Written exercise:
Wherever "учетную" appears in a line, list that line.

Material provided:
__________________________________________________

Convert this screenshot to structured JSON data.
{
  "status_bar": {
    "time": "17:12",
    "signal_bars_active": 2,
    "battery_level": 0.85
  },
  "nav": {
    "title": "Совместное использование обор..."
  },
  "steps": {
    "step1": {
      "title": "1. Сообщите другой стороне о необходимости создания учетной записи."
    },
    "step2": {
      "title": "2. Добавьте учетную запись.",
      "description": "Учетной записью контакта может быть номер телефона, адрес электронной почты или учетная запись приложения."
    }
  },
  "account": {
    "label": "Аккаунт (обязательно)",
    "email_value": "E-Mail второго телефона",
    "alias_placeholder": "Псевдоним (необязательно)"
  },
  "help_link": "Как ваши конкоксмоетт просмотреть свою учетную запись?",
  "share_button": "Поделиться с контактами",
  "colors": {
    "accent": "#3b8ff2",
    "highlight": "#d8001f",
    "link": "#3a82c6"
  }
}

__________________________________________________

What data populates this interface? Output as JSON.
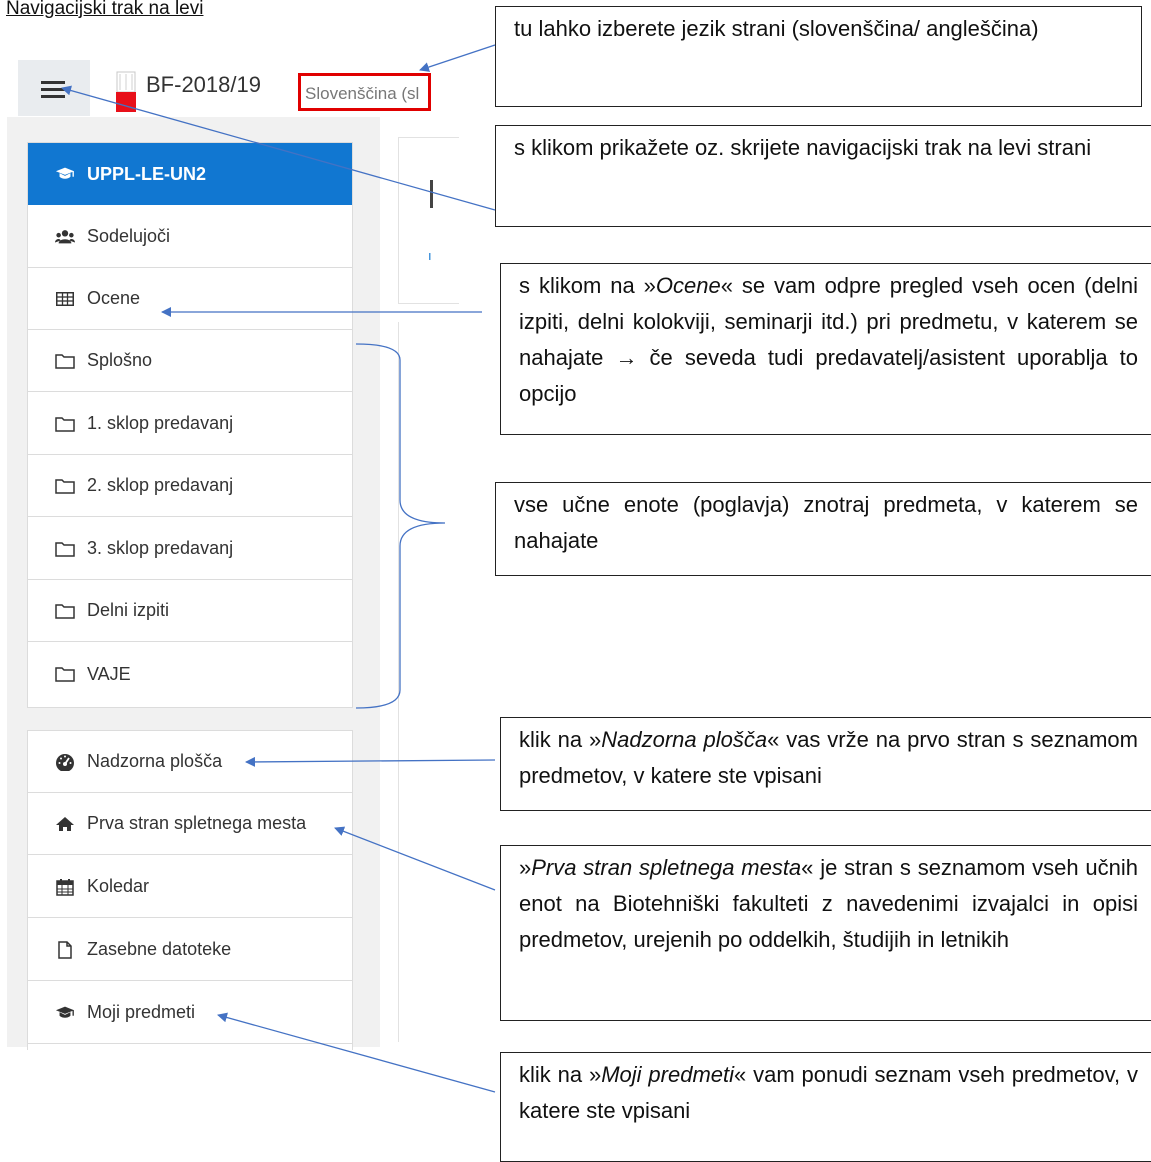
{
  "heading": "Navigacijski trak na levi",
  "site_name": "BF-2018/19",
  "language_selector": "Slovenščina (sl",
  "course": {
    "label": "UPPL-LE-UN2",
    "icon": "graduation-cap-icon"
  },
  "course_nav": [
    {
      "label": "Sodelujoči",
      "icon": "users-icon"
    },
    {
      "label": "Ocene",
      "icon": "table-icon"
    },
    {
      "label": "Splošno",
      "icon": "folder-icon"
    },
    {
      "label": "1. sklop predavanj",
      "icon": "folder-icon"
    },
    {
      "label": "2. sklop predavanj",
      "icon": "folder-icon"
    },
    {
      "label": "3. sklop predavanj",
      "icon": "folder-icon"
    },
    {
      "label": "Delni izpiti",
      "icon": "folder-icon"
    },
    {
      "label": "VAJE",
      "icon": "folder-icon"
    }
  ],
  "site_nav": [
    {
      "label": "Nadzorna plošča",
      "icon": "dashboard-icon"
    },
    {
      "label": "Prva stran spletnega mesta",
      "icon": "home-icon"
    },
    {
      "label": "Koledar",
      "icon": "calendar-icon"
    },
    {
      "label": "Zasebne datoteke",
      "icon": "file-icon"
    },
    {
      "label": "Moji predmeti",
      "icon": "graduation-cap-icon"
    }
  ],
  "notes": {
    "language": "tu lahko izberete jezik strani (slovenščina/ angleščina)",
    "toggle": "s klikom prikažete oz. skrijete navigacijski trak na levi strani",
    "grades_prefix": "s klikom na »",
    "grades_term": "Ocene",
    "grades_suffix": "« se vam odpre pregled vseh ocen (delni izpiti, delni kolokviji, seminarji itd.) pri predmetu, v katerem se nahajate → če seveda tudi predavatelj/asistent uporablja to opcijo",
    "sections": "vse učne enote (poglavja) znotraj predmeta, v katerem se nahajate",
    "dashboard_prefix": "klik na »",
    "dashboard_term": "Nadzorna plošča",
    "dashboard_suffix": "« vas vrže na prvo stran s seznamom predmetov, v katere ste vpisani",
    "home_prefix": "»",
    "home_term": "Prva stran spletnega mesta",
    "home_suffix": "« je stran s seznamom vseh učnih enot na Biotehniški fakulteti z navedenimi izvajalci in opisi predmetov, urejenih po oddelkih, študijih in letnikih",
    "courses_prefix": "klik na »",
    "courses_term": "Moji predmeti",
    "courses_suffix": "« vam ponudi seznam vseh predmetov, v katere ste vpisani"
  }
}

__________________________________________________

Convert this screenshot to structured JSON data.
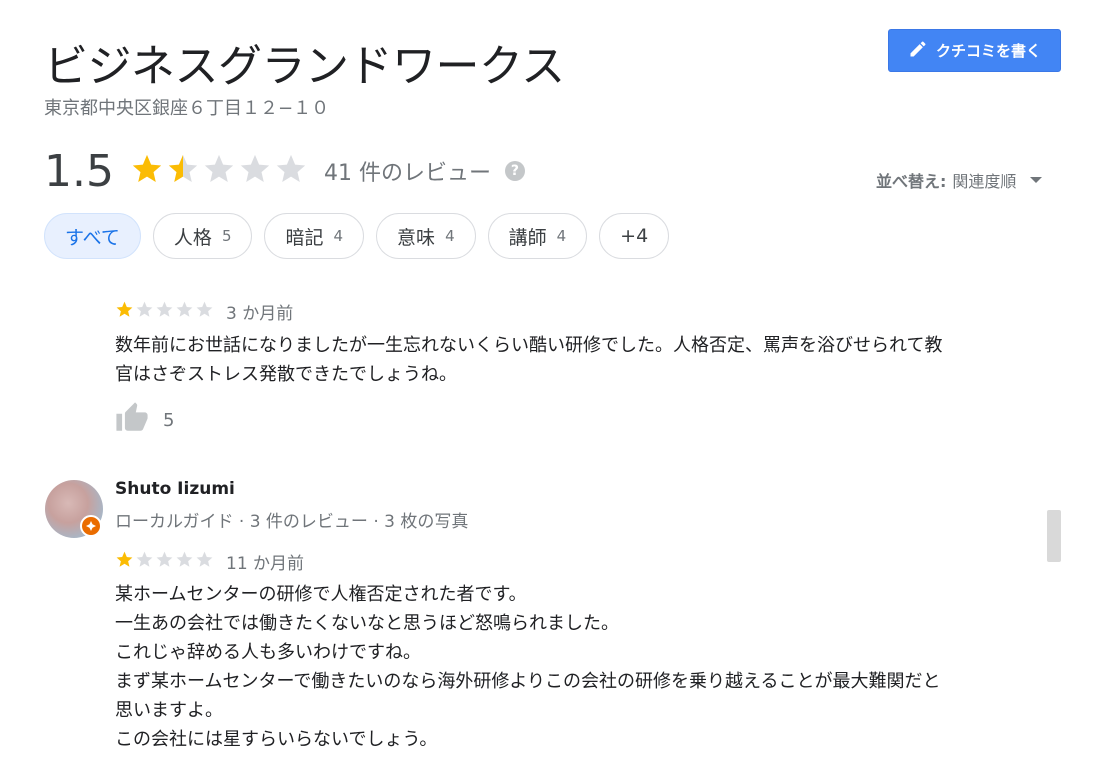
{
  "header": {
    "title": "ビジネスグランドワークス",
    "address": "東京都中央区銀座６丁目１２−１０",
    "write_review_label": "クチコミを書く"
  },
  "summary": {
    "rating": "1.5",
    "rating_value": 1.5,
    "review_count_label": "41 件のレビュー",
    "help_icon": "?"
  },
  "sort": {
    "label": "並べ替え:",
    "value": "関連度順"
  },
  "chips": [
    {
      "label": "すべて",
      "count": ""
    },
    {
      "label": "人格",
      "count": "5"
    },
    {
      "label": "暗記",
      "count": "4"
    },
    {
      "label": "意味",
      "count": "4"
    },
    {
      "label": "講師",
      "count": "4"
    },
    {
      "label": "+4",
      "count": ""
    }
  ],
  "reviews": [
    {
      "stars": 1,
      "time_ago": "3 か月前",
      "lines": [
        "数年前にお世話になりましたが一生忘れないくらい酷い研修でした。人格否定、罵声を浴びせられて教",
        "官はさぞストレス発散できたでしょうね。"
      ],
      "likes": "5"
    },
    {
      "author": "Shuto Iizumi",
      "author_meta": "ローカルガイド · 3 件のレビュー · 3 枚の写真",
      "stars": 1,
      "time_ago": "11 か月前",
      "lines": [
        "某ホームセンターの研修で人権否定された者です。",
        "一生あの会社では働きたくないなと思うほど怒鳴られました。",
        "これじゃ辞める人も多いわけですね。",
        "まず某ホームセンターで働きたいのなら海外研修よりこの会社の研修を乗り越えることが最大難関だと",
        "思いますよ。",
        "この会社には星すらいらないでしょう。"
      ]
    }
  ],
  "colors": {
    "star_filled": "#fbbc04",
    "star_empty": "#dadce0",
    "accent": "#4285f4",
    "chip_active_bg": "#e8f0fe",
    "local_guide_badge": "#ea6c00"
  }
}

__________________________________________________

Solution to this exercise:
      "title": "2. Добавьте учетную запись.",
  "help_link": "Как ваши конкоксмоетт просмотреть свою учетную запись?",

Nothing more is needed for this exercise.